- _RECORD EXTRACTS_:
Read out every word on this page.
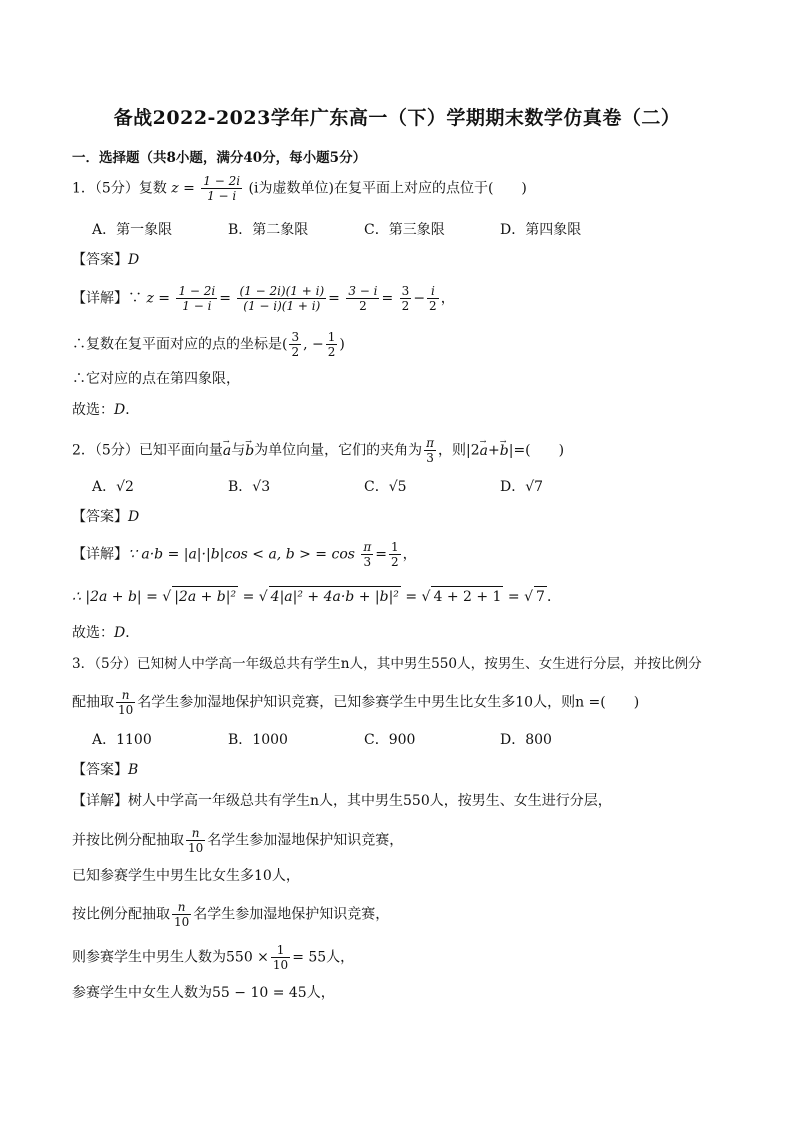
备战2022-2023学年广东高一（下）学期期末数学仿真卷（二）
一．选择题（共8小题，满分40分，每小题5分）
1．（5分）复数 $z = \frac{1 - 2i}{1 - i} (i$为虚数单位)在复平面上对应的点位于(　　)
A．第一象限	B．第二象限	C．第三象限	D．第四象限
【答案】D
【详解】∵ $z = \frac{1 - 2i}{1 - i} = \frac{(1 - 2i)(1 + i)}{(1 - i)(1 + i)} = \frac{3 - i}{2} = \frac{3}{2} - \frac{i}{2}$ ，
∴复数在复平面对应的点的坐标是( $\frac{3}{2}$ , − $\frac{1}{2}$ )
∴它对应的点在第四象限，
故选：D．
2．（5分）已知平面向量a →与b →为单位向量，它们的夹角为 $\frac{\pi}{3}$ ，则|2a →+b →|=(　　)
A．√2	B．√3	C．√5	D．√7
【答案】D
【详解】∵ a·b = |a|·|b|cos < a, b > = $\cos \frac{\pi}{3} = \frac{1}{2}$ ，
∴ |2a + b| = √ |2a + b|² = √ 4|a|² + 4a·b + |b|² = √ 4 + 2 + 1 = √ 7 ．
故选：D．
3．（5分）已知树人中学高一年级总共有学生n人，其中男生550人，按男生、女生进行分层，并按比例分
配抽取 $\frac{n}{10}$ 名学生参加湿地保护知识竞赛，已知参赛学生中男生比女生多10人，则n =(　　)
A．1100	B．1000	C．900	D．800
【答案】B
【详解】树人中学高一年级总共有学生n人，其中男生550人，按男生、女生进行分层，
并按比例分配抽取 $\frac{n}{10}$ 名学生参加湿地保护知识竞赛，
已知参赛学生中男生比女生多10人，
按比例分配抽取 $\frac{n}{10}$ 名学生参加湿地保护知识竞赛，
则参赛学生中男生人数为$550 \times \frac{1}{10} = 55$人，
参赛学生中女生人数为55 − 10 = 45人，
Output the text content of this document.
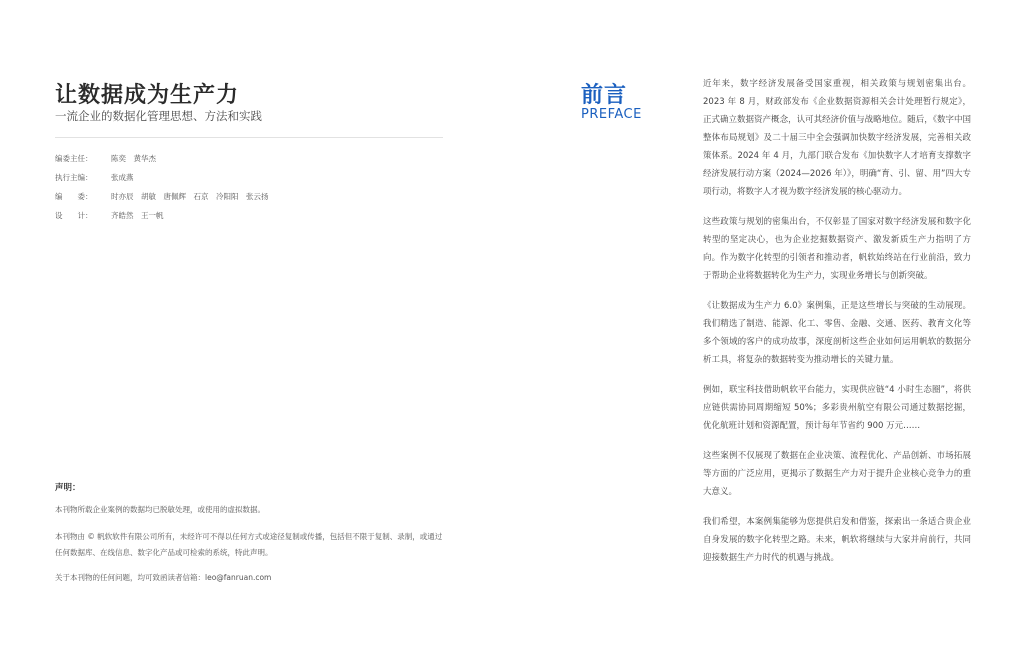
让数据成为生产力
一流企业的数据化管理思想、方法和实践
编委主任：	陈奕　黄华杰
执行主编：	张成燕
编　　委：	时亦辰　胡敏　唐佩辉　石京　冷阳阳　张云扬
设　　计：	齐皓然　王一帆
声明：
本刊物所载企业案例的数据均已脱敏处理，或使用的虚拟数据。
本刊物由 © 帆软软件有限公司所有，未经许可不得以任何方式或途径复制或传播，包括但不限于复制、录制，或通过任何数据库、在线信息、数字化产品或可检索的系统，特此声明。
关于本刊物的任何问题，均可致函读者信箱：leo@fanruan.com
前言
PREFACE

近年来，数字经济发展备受国家重视，相关政策与规划密集出台。2023 年 8 月，财政部发布《企业数据资源相关会计处理暂行规定》，正式确立数据资产概念，认可其经济价值与战略地位。随后，《数字中国整体布局规划》及二十届三中全会强调加快数字经济发展，完善相关政策体系。2024 年 4 月，九部门联合发布《加快数字人才培育支撑数字经济发展行动方案（2024—2026 年）》，明确“育、引、留、用”四大专项行动，将数字人才视为数字经济发展的核心驱动力。

这些政策与规划的密集出台，不仅彰显了国家对数字经济发展和数字化转型的坚定决心，也为企业挖掘数据资产、激发新质生产力指明了方向。作为数字化转型的引领者和推动者，帆软始终站在行业前沿，致力于帮助企业将数据转化为生产力，实现业务增长与创新突破。

《让数据成为生产力 6.0》案例集，正是这些增长与突破的生动展现。我们精选了制造、能源、化工、零售、金融、交通、医药、教育文化等多个领域的客户的成功故事，深度剖析这些企业如何运用帆软的数据分析工具，将复杂的数据转变为推动增长的关键力量。

例如，联宝科技借助帆软平台能力，实现供应链“4 小时生态圈”，将供应链供需协同周期缩短 50%；多彩贵州航空有限公司通过数据挖掘，优化航班计划和资源配置，预计每年节省约 900 万元……

这些案例不仅展现了数据在企业决策、流程优化、产品创新、市场拓展等方面的广泛应用，更揭示了数据生产力对于提升企业核心竞争力的重大意义。

我们希望，本案例集能够为您提供启发和借鉴，探索出一条适合贵企业自身发展的数字化转型之路。未来，帆软将继续与大家并肩前行，共同迎接数据生产力时代的机遇与挑战。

- _TASK_:
Sift through the entries and copy every line with "this".

- _TASK RESPONSE_:
Read out every word on this page.
Output the text content of this document.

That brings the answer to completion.